═════ DATA TO USE ═════
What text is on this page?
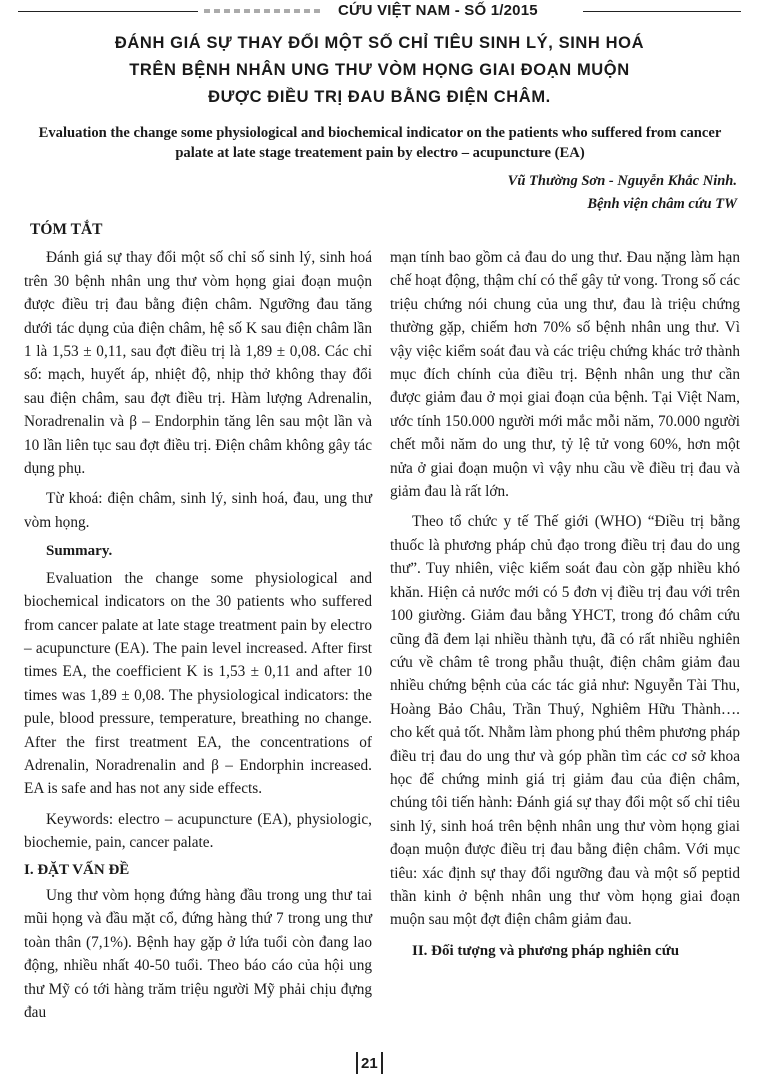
CỨU VIỆT NAM - SỐ 1/2015
ĐÁNH GIÁ SỰ THAY ĐỔI MỘT SỐ CHỈ TIÊU SINH LÝ, SINH HOÁ
TRÊN BỆNH NHÂN UNG THƯ VÒM HỌNG GIAI ĐOẠN MUỘN
ĐƯỢC ĐIỀU TRỊ ĐAU BẰNG ĐIỆN CHÂM.
Evaluation the change some physiological and biochemical indicator on the patients who suffered from cancer palate at late stage treatement pain by electro – acupuncture (EA)
Vũ Thường Sơn - Nguyễn Khắc Ninh.
Bệnh viện châm cứu TW
TÓM TẮT

Đánh giá sự thay đổi một số chỉ số sinh lý, sinh hoá trên 30 bệnh nhân ung thư vòm họng giai đoạn muộn được điều trị đau bằng điện châm. Ngưỡng đau tăng dưới tác dụng của điện châm, hệ số K sau điện châm lần 1 là 1,53 ± 0,11, sau đợt điều trị là 1,89 ± 0,08. Các chỉ số: mạch, huyết áp, nhiệt độ, nhịp thở không thay đổi sau điện châm, sau đợt điều trị. Hàm lượng Adrenalin, Noradrenalin và β – Endorphin tăng lên sau một lần và 10 lần liên tục sau đợt điều trị. Điện châm không gây tác dụng phụ.

Từ khoá: điện châm, sinh lý, sinh hoá, đau, ung thư vòm họng.

Summary.

Evaluation the change some physiological and biochemical indicators on the 30 patients who suffered from cancer palate at late stage treatment pain by electro – acupuncture (EA). The pain level increased. After first times EA, the coefficient K is 1,53 ± 0,11 and after 10 times was 1,89 ± 0,08. The physiological indicators: the pule, blood pressure, temperature, breathing no change. After the first treatment EA, the concentrations of Adrenalin, Noradrenalin and β – Endorphin increased. EA is safe and has not any side effects.

Keywords: electro – acupuncture (EA), physiologic, biochemie, pain, cancer palate.

I. ĐẶT VẤN ĐỀ

Ung thư vòm họng đứng hàng đầu trong ung thư tai mũi họng và đầu mặt cổ, đứng hàng thứ 7 trong ung thư toàn thân (7,1%). Bệnh hay gặp ở lứa tuổi còn đang lao động, nhiều nhất 40-50 tuổi. Theo báo cáo của hội ung thư Mỹ có tới hàng trăm triệu người Mỹ phải chịu đựng đau

mạn tính bao gồm cả đau do ung thư. Đau nặng làm hạn chế hoạt động, thậm chí có thể gây tử vong. Trong số các triệu chứng nói chung của ung thư, đau là triệu chứng thường gặp, chiếm hơn 70% số bệnh nhân ung thư. Vì vậy việc kiểm soát đau và các triệu chứng khác trở thành mục đích chính của điều trị. Bệnh nhân ung thư cần được giảm đau ở mọi giai đoạn của bệnh. Tại Việt Nam, ước tính 150.000 người mới mắc mỗi năm, 70.000 người chết mỗi năm do ung thư, tỷ lệ tử vong 60%, hơn một nửa ở giai đoạn muộn vì vậy nhu cầu về điều trị đau và giảm đau là rất lớn.

Theo tổ chức y tế Thế giới (WHO) “Điều trị bằng thuốc là phương pháp chủ đạo trong điều trị đau do ung thư”. Tuy nhiên, việc kiểm soát đau còn gặp nhiều khó khăn. Hiện cả nước mới có 5 đơn vị điều trị đau với trên 100 giường. Giảm đau bằng YHCT, trong đó châm cứu cũng đã đem lại nhiều thành tựu, đã có rất nhiều nghiên cứu về châm tê trong phẫu thuật, điện châm giảm đau nhiều chứng bệnh của các tác giả như: Nguyễn Tài Thu, Hoàng Bảo Châu, Trần Thuý, Nghiêm Hữu Thành…. cho kết quả tốt. Nhằm làm phong phú thêm phương pháp điều trị đau do ung thư và góp phần tìm các cơ sở khoa học để chứng minh giá trị giảm đau của điện châm, chúng tôi tiến hành: Đánh giá sự thay đổi một số chỉ tiêu sinh lý, sinh hoá trên bệnh nhân ung thư vòm họng giai đoạn muộn được điều trị đau bằng điện châm. Với mục tiêu: xác định sự thay đổi ngưỡng đau và một số peptid thần kinh ở bệnh nhân ung thư vòm họng giai đoạn muộn sau một đợt điện châm giảm đau.

II. Đối tượng và phương pháp nghiên cứu
21
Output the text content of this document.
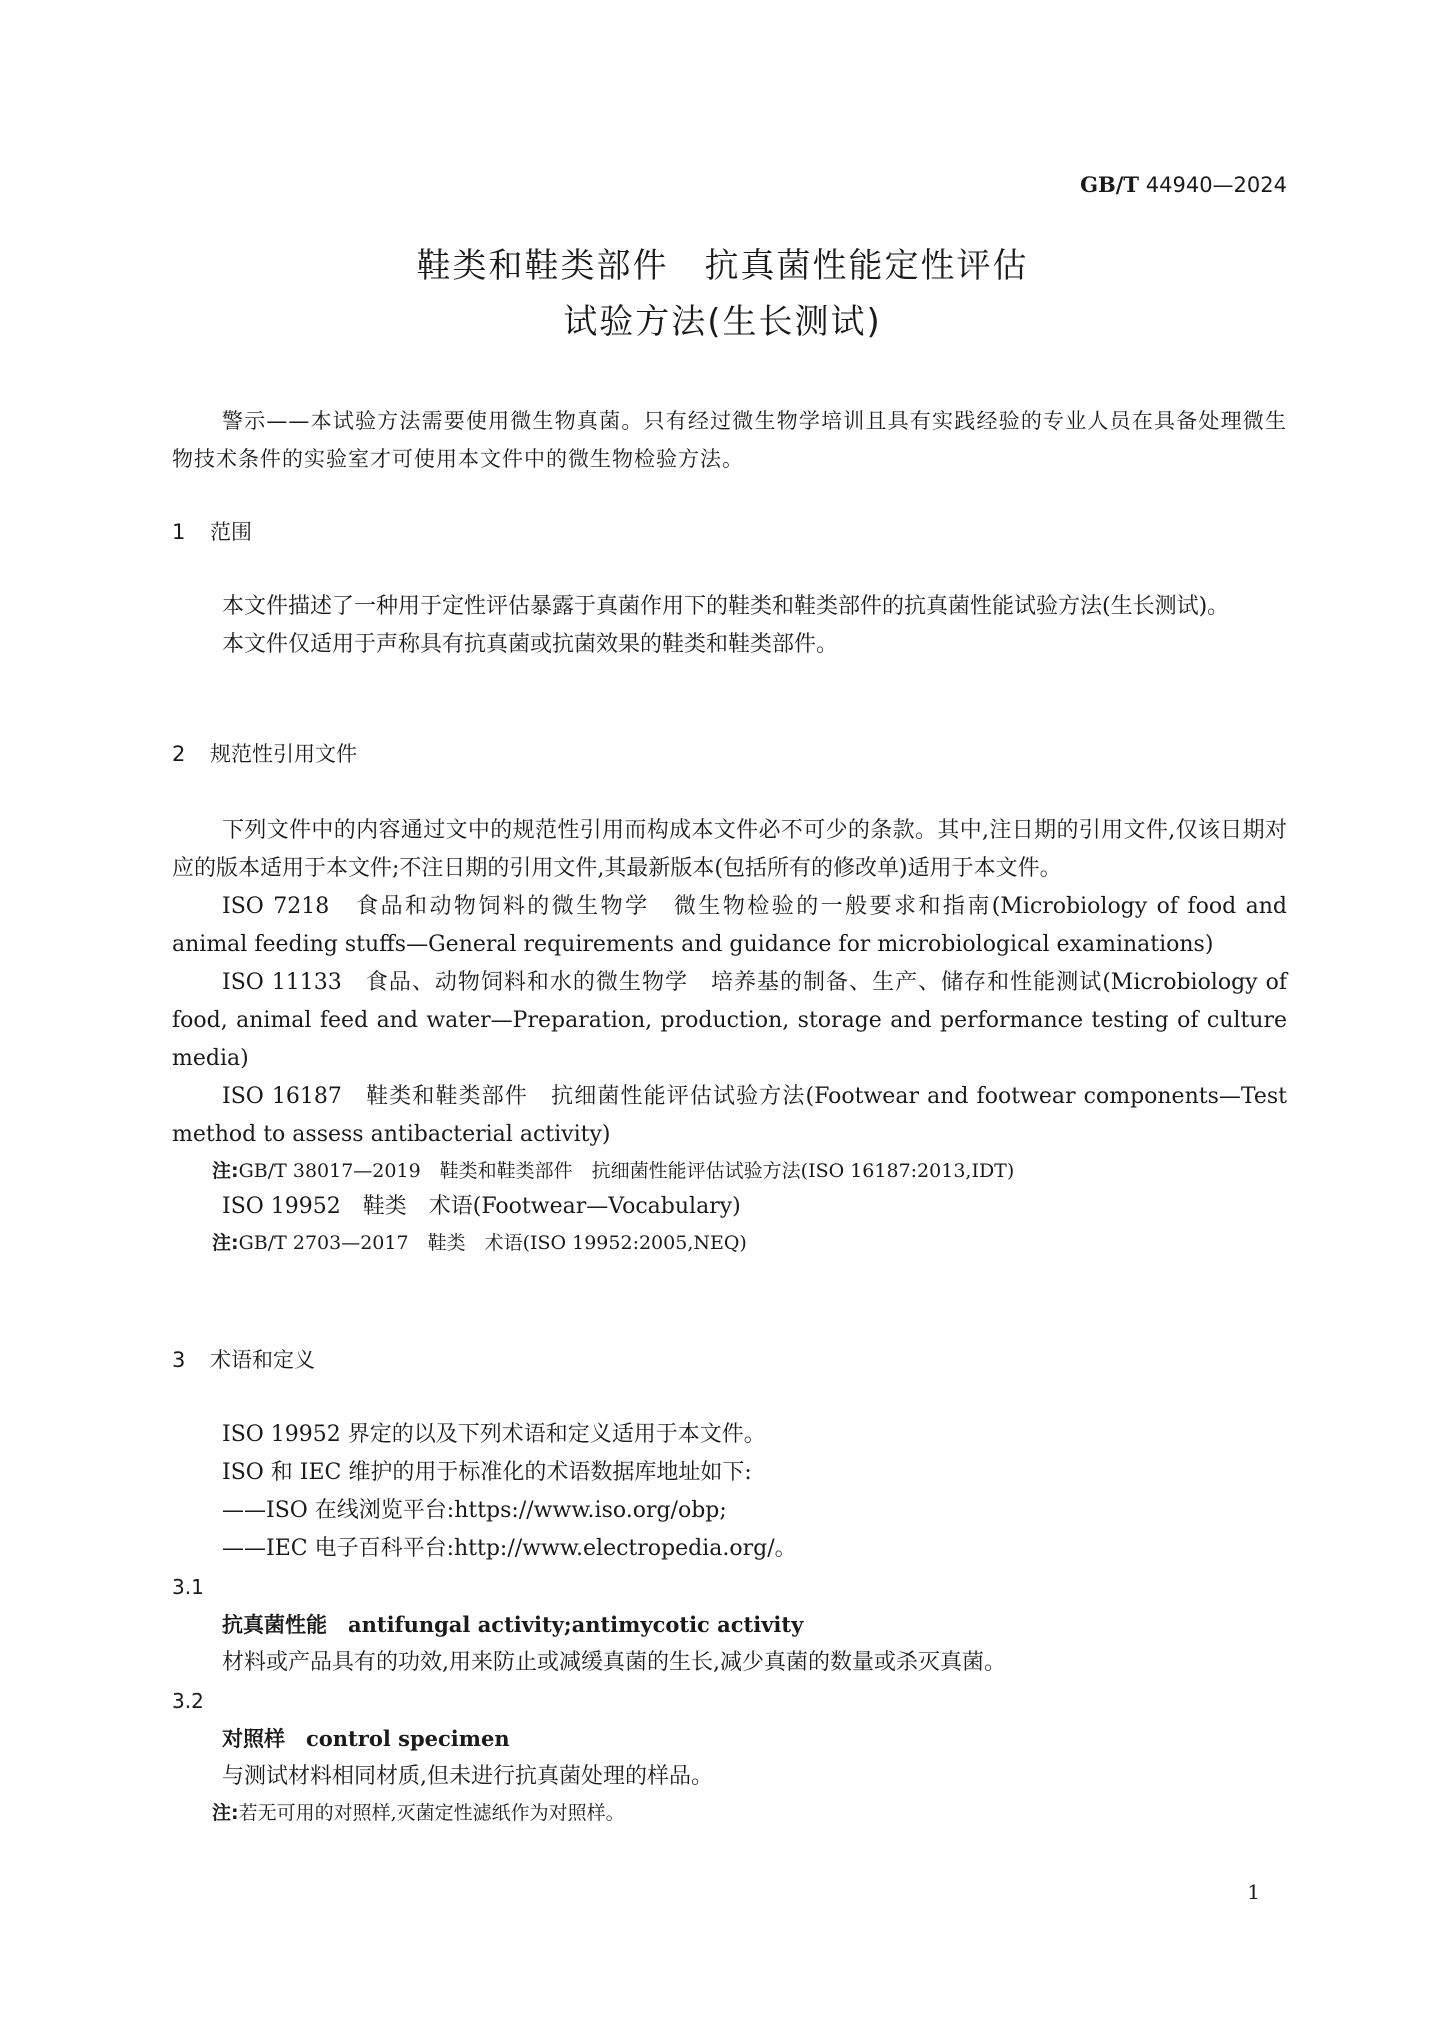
GB/T 44940—2024
鞋类和鞋类部件　抗真菌性能定性评估
试验方法(生长测试)

警示——本试验方法需要使用微生物真菌。只有经过微生物学培训且具有实践经验的专业人员在具备处理微生物技术条件的实验室才可使用本文件中的微生物检验方法。

1 范围

本文件描述了一种用于定性评估暴露于真菌作用下的鞋类和鞋类部件的抗真菌性能试验方法(生长测试)。

本文件仅适用于声称具有抗真菌或抗菌效果的鞋类和鞋类部件。

2 规范性引用文件

下列文件中的内容通过文中的规范性引用而构成本文件必不可少的条款。其中,注日期的引用文件,仅该日期对应的版本适用于本文件;不注日期的引用文件,其最新版本(包括所有的修改单)适用于本文件。

ISO 7218　食品和动物饲料的微生物学　微生物检验的一般要求和指南(Microbiology of food and animal feeding stuffs—General requirements and guidance for microbiological examinations)

ISO 11133　食品、动物饲料和水的微生物学　培养基的制备、生产、储存和性能测试(Microbiology of food, animal feed and water—Preparation, production, storage and performance testing of culture media)

ISO 16187　鞋类和鞋类部件　抗细菌性能评估试验方法(Footwear and footwear components—Test method to assess antibacterial activity)

注:GB/T 38017—2019　鞋类和鞋类部件　抗细菌性能评估试验方法(ISO 16187:2013,IDT)

ISO 19952　鞋类　术语(Footwear—Vocabulary)

注:GB/T 2703—2017　鞋类　术语(ISO 19952:2005,NEQ)

3 术语和定义

ISO 19952 界定的以及下列术语和定义适用于本文件。

ISO 和 IEC 维护的用于标准化的术语数据库地址如下:

——ISO 在线浏览平台:https://www.iso.org/obp;

——IEC 电子百科平台:http://www.electropedia.org/。

3.1
抗真菌性能　 antifungal activity;antimycotic activity

材料或产品具有的功效,用来防止或减缓真菌的生长,减少真菌的数量或杀灭真菌。

3.2
对照样　 control specimen

与测试材料相同材质,但未进行抗真菌处理的样品。

注:若无可用的对照样,灭菌定性滤纸作为对照样。

1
═════
*DIRECTIONS*. Write out every line above exactly, minus images.

*OUTPUT OF THE EXERCISE*.
What text is on this page?
CỨU VIỆT NAM - SỐ 1/2015
ĐÁNH GIÁ SỰ THAY ĐỔI MỘT SỐ CHỈ TIÊU SINH LÝ, SINH HOÁ
TRÊN BỆNH NHÂN UNG THƯ VÒM HỌNG GIAI ĐOẠN MUỘN
ĐƯỢC ĐIỀU TRỊ ĐAU BẰNG ĐIỆN CHÂM.
Evaluation the change some physiological and biochemical indicator on the patients who suffered from cancer palate at late stage treatement pain by electro – acupuncture (EA)
Vũ Thường Sơn - Nguyễn Khắc Ninh.
Bệnh viện châm cứu TW
TÓM TẮT

Đánh giá sự thay đổi một số chỉ số sinh lý, sinh hoá trên 30 bệnh nhân ung thư vòm họng giai đoạn muộn được điều trị đau bằng điện châm. Ngưỡng đau tăng dưới tác dụng của điện châm, hệ số K sau điện châm lần 1 là 1,53 ± 0,11, sau đợt điều trị là 1,89 ± 0,08. Các chỉ số: mạch, huyết áp, nhiệt độ, nhịp thở không thay đổi sau điện châm, sau đợt điều trị. Hàm lượng Adrenalin, Noradrenalin và β – Endorphin tăng lên sau một lần và 10 lần liên tục sau đợt điều trị. Điện châm không gây tác dụng phụ.

Từ khoá: điện châm, sinh lý, sinh hoá, đau, ung thư vòm họng.

Summary.

Evaluation the change some physiological and biochemical indicators on the 30 patients who suffered from cancer palate at late stage treatment pain by electro – acupuncture (EA). The pain level increased. After first times EA, the coefficient K is 1,53 ± 0,11 and after 10 times was 1,89 ± 0,08. The physiological indicators: the pule, blood pressure, temperature, breathing no change. After the first treatment EA, the concentrations of Adrenalin, Noradrenalin and β – Endorphin increased. EA is safe and has not any side effects.

Keywords: electro – acupuncture (EA), physiologic, biochemie, pain, cancer palate.

I. ĐẶT VẤN ĐỀ

Ung thư vòm họng đứng hàng đầu trong ung thư tai mũi họng và đầu mặt cổ, đứng hàng thứ 7 trong ung thư toàn thân (7,1%). Bệnh hay gặp ở lứa tuổi còn đang lao động, nhiều nhất 40-50 tuổi. Theo báo cáo của hội ung thư Mỹ có tới hàng trăm triệu người Mỹ phải chịu đựng đau

mạn tính bao gồm cả đau do ung thư. Đau nặng làm hạn chế hoạt động, thậm chí có thể gây tử vong. Trong số các triệu chứng nói chung của ung thư, đau là triệu chứng thường gặp, chiếm hơn 70% số bệnh nhân ung thư. Vì vậy việc kiểm soát đau và các triệu chứng khác trở thành mục đích chính của điều trị. Bệnh nhân ung thư cần được giảm đau ở mọi giai đoạn của bệnh. Tại Việt Nam, ước tính 150.000 người mới mắc mỗi năm, 70.000 người chết mỗi năm do ung thư, tỷ lệ tử vong 60%, hơn một nửa ở giai đoạn muộn vì vậy nhu cầu về điều trị đau và giảm đau là rất lớn.

Theo tổ chức y tế Thế giới (WHO) “Điều trị bằng thuốc là phương pháp chủ đạo trong điều trị đau do ung thư”. Tuy nhiên, việc kiểm soát đau còn gặp nhiều khó khăn. Hiện cả nước mới có 5 đơn vị điều trị đau với trên 100 giường. Giảm đau bằng YHCT, trong đó châm cứu cũng đã đem lại nhiều thành tựu, đã có rất nhiều nghiên cứu về châm tê trong phẫu thuật, điện châm giảm đau nhiều chứng bệnh của các tác giả như: Nguyễn Tài Thu, Hoàng Bảo Châu, Trần Thuý, Nghiêm Hữu Thành…. cho kết quả tốt. Nhằm làm phong phú thêm phương pháp điều trị đau do ung thư và góp phần tìm các cơ sở khoa học để chứng minh giá trị giảm đau của điện châm, chúng tôi tiến hành: Đánh giá sự thay đổi một số chỉ tiêu sinh lý, sinh hoá trên bệnh nhân ung thư vòm họng giai đoạn muộn được điều trị đau bằng điện châm. Với mục tiêu: xác định sự thay đổi ngưỡng đau và một số peptid thần kinh ở bệnh nhân ung thư vòm họng giai đoạn muộn sau một đợt điện châm giảm đau.

II. Đối tượng và phương pháp nghiên cứu
21
Output the text content of this document.
GB/T 44940—2024
鞋类和鞋类部件　抗真菌性能定性评估
试验方法(生长测试)

警示——本试验方法需要使用微生物真菌。只有经过微生物学培训且具有实践经验的专业人员在具备处理微生物技术条件的实验室才可使用本文件中的微生物检验方法。

1 范围

本文件描述了一种用于定性评估暴露于真菌作用下的鞋类和鞋类部件的抗真菌性能试验方法(生长测试)。

本文件仅适用于声称具有抗真菌或抗菌效果的鞋类和鞋类部件。

2 规范性引用文件

下列文件中的内容通过文中的规范性引用而构成本文件必不可少的条款。其中,注日期的引用文件,仅该日期对应的版本适用于本文件;不注日期的引用文件,其最新版本(包括所有的修改单)适用于本文件。

ISO 7218　食品和动物饲料的微生物学　微生物检验的一般要求和指南(Microbiology of food and animal feeding stuffs—General requirements and guidance for microbiological examinations)

ISO 11133　食品、动物饲料和水的微生物学　培养基的制备、生产、储存和性能测试(Microbiology of food, animal feed and water—Preparation, production, storage and performance testing of culture media)

ISO 16187　鞋类和鞋类部件　抗细菌性能评估试验方法(Footwear and footwear components—Test method to assess antibacterial activity)

注:GB/T 38017—2019　鞋类和鞋类部件　抗细菌性能评估试验方法(ISO 16187:2013,IDT)

ISO 19952　鞋类　术语(Footwear—Vocabulary)

注:GB/T 2703—2017　鞋类　术语(ISO 19952:2005,NEQ)

3 术语和定义

ISO 19952 界定的以及下列术语和定义适用于本文件。

ISO 和 IEC 维护的用于标准化的术语数据库地址如下:

——ISO 在线浏览平台:https://www.iso.org/obp;

——IEC 电子百科平台:http://www.electropedia.org/。

3.1
抗真菌性能　 antifungal activity;antimycotic activity

材料或产品具有的功效,用来防止或减缓真菌的生长,减少真菌的数量或杀灭真菌。

3.2
对照样　 control specimen

与测试材料相同材质,但未进行抗真菌处理的样品。

注:若无可用的对照样,灭菌定性滤纸作为对照样。

1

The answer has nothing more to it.